*** GIVEN ENTRIES ***
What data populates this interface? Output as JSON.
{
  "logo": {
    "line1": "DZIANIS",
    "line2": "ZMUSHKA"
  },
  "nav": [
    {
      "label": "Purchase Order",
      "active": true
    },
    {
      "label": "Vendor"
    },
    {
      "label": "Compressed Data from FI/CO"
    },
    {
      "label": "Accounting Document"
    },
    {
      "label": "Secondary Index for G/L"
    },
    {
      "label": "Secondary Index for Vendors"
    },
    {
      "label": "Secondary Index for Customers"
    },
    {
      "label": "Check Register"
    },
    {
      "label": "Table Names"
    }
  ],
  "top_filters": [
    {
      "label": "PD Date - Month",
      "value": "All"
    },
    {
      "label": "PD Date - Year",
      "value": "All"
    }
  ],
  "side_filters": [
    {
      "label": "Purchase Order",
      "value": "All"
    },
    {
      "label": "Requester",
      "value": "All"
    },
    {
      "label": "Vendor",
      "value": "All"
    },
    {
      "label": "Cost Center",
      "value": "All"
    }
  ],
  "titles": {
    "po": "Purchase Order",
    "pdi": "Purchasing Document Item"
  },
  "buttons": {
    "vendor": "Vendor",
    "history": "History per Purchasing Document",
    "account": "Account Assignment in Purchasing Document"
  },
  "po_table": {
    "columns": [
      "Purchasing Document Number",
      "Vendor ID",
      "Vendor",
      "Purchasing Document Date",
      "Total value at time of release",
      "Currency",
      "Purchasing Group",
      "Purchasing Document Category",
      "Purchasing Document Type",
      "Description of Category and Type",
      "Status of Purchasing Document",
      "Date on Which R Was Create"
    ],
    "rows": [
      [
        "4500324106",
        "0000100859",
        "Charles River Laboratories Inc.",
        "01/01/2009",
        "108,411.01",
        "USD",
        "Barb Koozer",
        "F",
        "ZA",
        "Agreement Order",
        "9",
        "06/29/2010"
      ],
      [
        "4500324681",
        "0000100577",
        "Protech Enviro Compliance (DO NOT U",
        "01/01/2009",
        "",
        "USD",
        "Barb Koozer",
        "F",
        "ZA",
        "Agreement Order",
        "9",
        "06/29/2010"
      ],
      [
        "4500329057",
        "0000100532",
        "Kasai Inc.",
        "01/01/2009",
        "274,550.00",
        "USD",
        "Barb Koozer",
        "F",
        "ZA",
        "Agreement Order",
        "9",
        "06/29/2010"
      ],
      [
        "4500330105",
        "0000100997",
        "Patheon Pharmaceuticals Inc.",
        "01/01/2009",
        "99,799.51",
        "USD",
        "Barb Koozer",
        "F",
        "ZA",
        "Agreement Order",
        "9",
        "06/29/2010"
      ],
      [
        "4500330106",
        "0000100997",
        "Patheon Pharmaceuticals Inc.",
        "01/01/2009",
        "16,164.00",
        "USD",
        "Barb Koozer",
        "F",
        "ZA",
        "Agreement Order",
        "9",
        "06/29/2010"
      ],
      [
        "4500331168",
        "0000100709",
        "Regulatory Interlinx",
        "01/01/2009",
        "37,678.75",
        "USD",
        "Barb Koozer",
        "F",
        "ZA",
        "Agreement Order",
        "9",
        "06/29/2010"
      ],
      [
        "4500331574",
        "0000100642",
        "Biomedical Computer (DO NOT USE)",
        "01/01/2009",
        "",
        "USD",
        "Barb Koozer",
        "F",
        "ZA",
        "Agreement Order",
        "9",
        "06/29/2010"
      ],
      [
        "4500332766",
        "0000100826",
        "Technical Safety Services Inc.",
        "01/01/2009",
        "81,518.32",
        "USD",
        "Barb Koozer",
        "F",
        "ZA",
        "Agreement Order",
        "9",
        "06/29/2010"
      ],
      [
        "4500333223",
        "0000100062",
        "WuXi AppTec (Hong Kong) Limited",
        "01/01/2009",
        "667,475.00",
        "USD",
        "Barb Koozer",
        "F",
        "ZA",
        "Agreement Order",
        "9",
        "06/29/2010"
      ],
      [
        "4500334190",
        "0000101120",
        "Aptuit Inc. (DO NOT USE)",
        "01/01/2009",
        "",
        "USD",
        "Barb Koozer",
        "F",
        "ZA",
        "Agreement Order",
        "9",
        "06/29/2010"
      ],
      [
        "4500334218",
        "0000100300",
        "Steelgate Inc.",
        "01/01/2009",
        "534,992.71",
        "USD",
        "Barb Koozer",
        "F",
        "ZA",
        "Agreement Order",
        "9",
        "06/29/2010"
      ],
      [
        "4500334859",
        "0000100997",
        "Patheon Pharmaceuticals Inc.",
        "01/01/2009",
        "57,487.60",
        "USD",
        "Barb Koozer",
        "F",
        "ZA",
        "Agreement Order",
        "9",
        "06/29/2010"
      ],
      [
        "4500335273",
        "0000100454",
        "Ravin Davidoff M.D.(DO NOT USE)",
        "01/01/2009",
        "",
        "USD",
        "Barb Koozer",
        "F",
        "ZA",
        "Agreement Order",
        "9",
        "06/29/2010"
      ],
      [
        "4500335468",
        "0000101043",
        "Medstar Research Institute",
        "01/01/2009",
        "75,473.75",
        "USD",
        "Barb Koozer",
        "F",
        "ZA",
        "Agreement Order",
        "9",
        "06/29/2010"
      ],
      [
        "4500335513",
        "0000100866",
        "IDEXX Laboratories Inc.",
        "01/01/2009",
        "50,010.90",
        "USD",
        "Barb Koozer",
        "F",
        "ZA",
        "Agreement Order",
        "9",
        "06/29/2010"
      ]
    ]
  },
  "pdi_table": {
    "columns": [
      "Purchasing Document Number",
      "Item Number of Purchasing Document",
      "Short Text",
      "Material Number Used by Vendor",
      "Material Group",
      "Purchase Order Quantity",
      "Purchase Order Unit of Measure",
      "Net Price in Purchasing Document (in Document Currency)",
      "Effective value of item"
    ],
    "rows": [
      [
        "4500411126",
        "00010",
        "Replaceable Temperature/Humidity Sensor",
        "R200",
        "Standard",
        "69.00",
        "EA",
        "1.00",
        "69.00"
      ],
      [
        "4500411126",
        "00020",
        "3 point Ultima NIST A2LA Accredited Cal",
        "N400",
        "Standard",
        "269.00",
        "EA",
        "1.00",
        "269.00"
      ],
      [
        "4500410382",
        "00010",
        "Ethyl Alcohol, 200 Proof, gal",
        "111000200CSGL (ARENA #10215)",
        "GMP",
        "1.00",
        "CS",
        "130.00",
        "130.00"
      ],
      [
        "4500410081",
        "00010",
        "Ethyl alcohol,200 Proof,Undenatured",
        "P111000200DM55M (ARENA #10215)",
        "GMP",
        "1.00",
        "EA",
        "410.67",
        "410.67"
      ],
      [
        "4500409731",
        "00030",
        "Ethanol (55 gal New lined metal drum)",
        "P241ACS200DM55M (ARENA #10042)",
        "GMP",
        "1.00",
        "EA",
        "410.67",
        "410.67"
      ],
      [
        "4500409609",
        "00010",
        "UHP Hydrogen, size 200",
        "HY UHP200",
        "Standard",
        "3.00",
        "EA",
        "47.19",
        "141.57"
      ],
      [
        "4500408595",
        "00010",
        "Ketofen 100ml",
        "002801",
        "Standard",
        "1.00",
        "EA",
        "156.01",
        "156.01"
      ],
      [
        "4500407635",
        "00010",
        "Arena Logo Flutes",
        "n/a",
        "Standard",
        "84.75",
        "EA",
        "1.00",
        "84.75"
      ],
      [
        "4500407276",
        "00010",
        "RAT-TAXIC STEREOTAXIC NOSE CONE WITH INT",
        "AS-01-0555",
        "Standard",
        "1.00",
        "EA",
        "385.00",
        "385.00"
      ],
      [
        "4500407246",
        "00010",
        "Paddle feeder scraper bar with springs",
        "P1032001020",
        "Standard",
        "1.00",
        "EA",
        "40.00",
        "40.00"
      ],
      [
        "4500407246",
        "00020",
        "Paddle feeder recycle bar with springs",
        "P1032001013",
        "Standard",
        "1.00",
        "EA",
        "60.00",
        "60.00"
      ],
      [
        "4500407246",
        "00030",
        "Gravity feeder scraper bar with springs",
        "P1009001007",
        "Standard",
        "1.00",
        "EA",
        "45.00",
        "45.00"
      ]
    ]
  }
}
***
Only lines with the string "Ethyl" belong in your answer; copy each one.

        "Ethyl Alcohol, 200 Proof, gal",
        "Ethyl alcohol,200 Proof,Undenatured",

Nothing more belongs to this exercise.